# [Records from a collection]
*-*-*
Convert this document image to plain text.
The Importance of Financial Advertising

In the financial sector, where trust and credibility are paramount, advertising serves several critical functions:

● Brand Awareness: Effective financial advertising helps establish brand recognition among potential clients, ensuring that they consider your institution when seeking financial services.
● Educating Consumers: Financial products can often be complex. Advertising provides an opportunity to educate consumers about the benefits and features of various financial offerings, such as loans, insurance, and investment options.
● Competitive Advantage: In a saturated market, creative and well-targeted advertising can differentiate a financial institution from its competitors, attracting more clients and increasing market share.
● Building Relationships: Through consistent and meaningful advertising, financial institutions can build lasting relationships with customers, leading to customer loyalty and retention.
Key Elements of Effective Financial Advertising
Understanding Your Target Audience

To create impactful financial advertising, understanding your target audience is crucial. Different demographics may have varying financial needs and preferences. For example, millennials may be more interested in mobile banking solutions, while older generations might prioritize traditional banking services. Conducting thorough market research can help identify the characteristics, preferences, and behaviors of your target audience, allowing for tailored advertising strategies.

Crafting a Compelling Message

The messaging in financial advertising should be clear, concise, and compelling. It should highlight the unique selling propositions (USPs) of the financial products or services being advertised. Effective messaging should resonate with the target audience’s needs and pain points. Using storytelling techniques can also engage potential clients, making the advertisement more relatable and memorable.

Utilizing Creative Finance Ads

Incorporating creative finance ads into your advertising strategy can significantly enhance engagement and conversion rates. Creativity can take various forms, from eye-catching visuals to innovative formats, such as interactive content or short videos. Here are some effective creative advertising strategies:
*-*-*
# [WORK TO DO]
Whenever "such" turns up in a line, pick that line out.

# [CORRECT RESPONSE]
● Educating Consumers: Financial products can often be complex. Advertising provides an opportunity to educate consumers about the benefits and features of various financial offerings, such as loans, insurance, and investment options.
Incorporating creative finance ads into your advertising strategy can significantly enhance engagement and conversion rates. Creativity can take various forms, from eye-catching visuals to innovative formats, such as interactive content or short videos. Here are some effective creative advertising strategies:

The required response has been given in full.